> **OBJECTIVE**
Below is a block of records. Copy every line in it that contains the word "提請審議案".

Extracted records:
----------

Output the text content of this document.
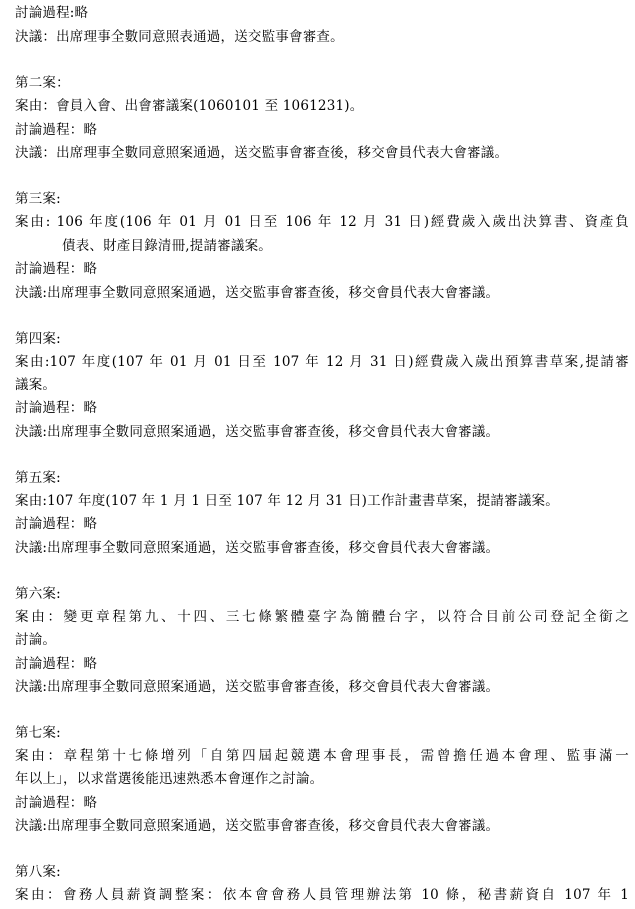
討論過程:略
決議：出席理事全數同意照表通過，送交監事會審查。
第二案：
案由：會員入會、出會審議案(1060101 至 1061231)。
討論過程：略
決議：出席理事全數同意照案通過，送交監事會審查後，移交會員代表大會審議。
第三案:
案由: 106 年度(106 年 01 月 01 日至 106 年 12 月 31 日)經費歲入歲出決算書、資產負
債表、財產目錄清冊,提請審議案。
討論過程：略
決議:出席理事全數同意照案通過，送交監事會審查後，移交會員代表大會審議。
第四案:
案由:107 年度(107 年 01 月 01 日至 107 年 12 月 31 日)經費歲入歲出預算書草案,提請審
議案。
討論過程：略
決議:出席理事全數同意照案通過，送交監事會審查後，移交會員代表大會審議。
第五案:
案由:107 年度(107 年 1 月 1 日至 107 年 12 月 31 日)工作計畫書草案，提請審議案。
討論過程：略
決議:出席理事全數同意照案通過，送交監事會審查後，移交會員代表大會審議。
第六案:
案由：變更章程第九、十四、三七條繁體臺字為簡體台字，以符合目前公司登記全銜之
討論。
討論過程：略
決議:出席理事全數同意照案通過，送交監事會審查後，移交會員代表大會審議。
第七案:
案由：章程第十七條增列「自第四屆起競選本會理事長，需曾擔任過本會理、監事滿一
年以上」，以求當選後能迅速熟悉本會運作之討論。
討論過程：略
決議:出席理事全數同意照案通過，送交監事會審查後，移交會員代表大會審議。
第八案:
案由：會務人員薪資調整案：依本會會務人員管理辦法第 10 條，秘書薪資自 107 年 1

----------

> **RESULT FOR THIS TASK**
債表、財產目錄清冊,提請審議案。
案由:107 年度(107 年 1 月 1 日至 107 年 12 月 31 日)工作計畫書草案，提請審議案。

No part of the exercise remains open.